» Your goal: Retrieve every line of the data holding the word "JSON".
------ Extracted records ------
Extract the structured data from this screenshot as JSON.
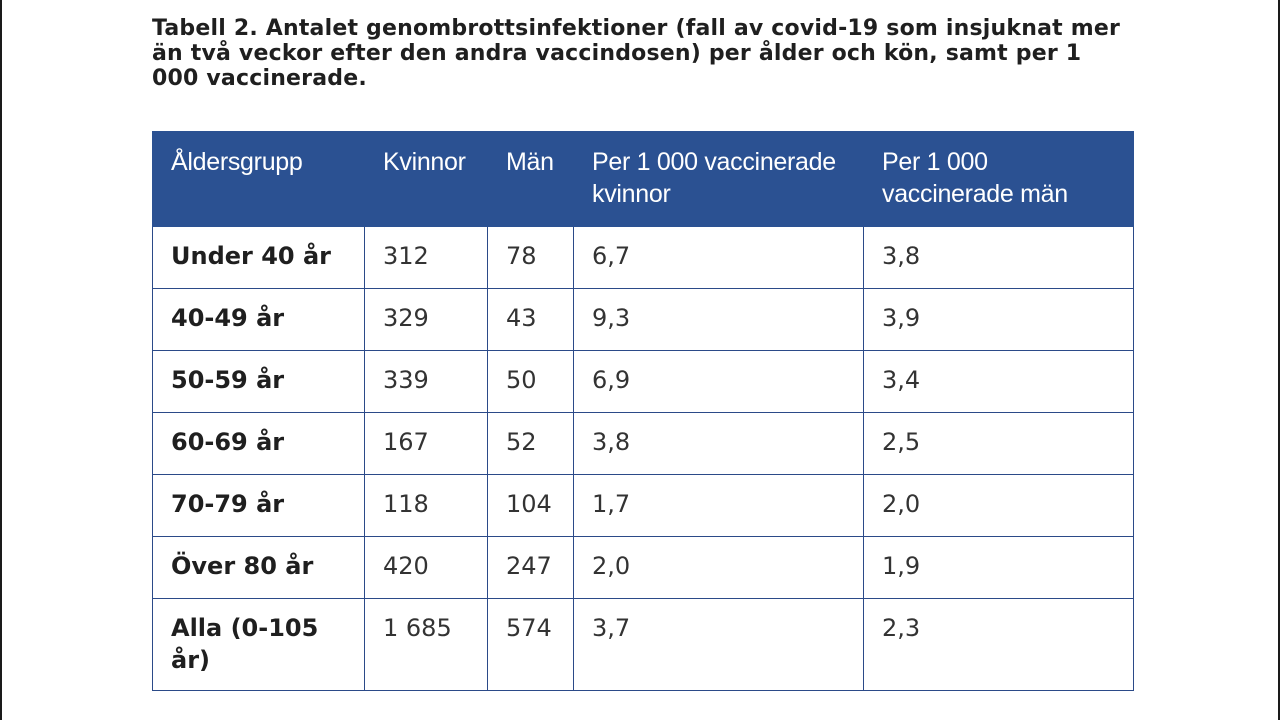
{
  "caption": "Tabell 2. Antalet genombrottsinfektioner (fall av covid-19 som insjuknat mer än två veckor efter den andra vaccindosen) per ålder och kön, samt per 1 000 vaccinerade.",
  "table": {
    "headers": [
      "Åldersgrupp",
      "Kvinnor",
      "Män",
      "Per 1 000 vaccinerade kvinnor",
      "Per 1 000 vaccinerade män"
    ],
    "rows": [
      [
        "Under 40 år",
        "312",
        "78",
        "6,7",
        "3,8"
      ],
      [
        "40-49 år",
        "329",
        "43",
        "9,3",
        "3,9"
      ],
      [
        "50-59 år",
        "339",
        "50",
        "6,9",
        "3,4"
      ],
      [
        "60-69 år",
        "167",
        "52",
        "3,8",
        "2,5"
      ],
      [
        "70-79 år",
        "118",
        "104",
        "1,7",
        "2,0"
      ],
      [
        "Över 80 år",
        "420",
        "247",
        "2,0",
        "1,9"
      ],
      [
        "Alla (0-105 år)",
        "1 685",
        "574",
        "3,7",
        "2,3"
      ]
    ]
  },
  "colors": {
    "header_background": "#2b5192",
    "border": "#2b4a88"
  }
}
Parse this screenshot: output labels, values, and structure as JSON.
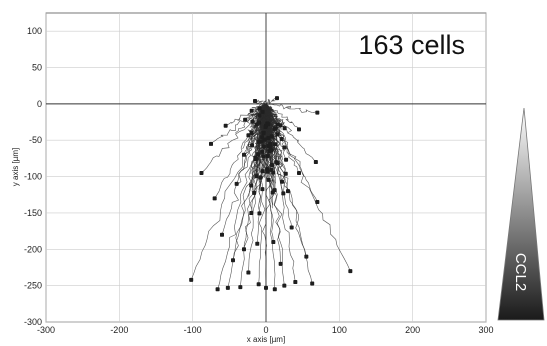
{
  "chart_data": {
    "type": "line",
    "title": "",
    "xlabel": "x axis [µm]",
    "ylabel": "y axis [µm]",
    "xlim": [
      -300,
      300
    ],
    "ylim": [
      -300,
      125
    ],
    "xticks": [
      -300,
      -200,
      -100,
      0,
      100,
      200,
      300
    ],
    "yticks": [
      100,
      50,
      0,
      -50,
      -100,
      -150,
      -200,
      -250,
      -300
    ],
    "grid": true,
    "annotation": "163 cells",
    "track_origin": [
      0,
      0
    ],
    "track_count": 163,
    "track_end_points": [
      {
        "x": -102,
        "y": -242
      },
      {
        "x": -66,
        "y": -255
      },
      {
        "x": -52,
        "y": -253
      },
      {
        "x": -35,
        "y": -252
      },
      {
        "x": -24,
        "y": -232
      },
      {
        "x": -10,
        "y": -248
      },
      {
        "x": 0,
        "y": -253
      },
      {
        "x": 12,
        "y": -255
      },
      {
        "x": 25,
        "y": -250
      },
      {
        "x": 40,
        "y": -245
      },
      {
        "x": 63,
        "y": -247
      },
      {
        "x": 115,
        "y": -230
      },
      {
        "x": -30,
        "y": -200
      },
      {
        "x": 20,
        "y": -220
      },
      {
        "x": 55,
        "y": -210
      },
      {
        "x": -60,
        "y": -180
      },
      {
        "x": 35,
        "y": -170
      },
      {
        "x": -70,
        "y": -130
      },
      {
        "x": 70,
        "y": -135
      },
      {
        "x": -88,
        "y": -95
      },
      {
        "x": 68,
        "y": -80
      },
      {
        "x": -75,
        "y": -55
      },
      {
        "x": 45,
        "y": -35
      },
      {
        "x": -55,
        "y": -30
      },
      {
        "x": 70,
        "y": -12
      },
      {
        "x": -15,
        "y": 4
      },
      {
        "x": 15,
        "y": 8
      },
      {
        "x": -40,
        "y": -110
      },
      {
        "x": 30,
        "y": -120
      },
      {
        "x": -20,
        "y": -150
      },
      {
        "x": 10,
        "y": -190
      },
      {
        "x": -45,
        "y": -215
      },
      {
        "x": 45,
        "y": -95
      },
      {
        "x": -30,
        "y": -70
      },
      {
        "x": 25,
        "y": -60
      },
      {
        "x": 0,
        "y": -30
      }
    ]
  },
  "gradient": {
    "label": "CCL2",
    "color_top": "#ffffff",
    "color_bottom": "#1a1a1a"
  },
  "colors": {
    "track": "#2a2a2a",
    "grid": "#cccccc",
    "axis": "#555555",
    "origin_lines": "#333333",
    "marker": "#1e1e1e"
  }
}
------
» Response to the exercise:
Extract the structured data from this screenshot as JSON.
Parse this screenshot: output labels, values, and structure as JSON.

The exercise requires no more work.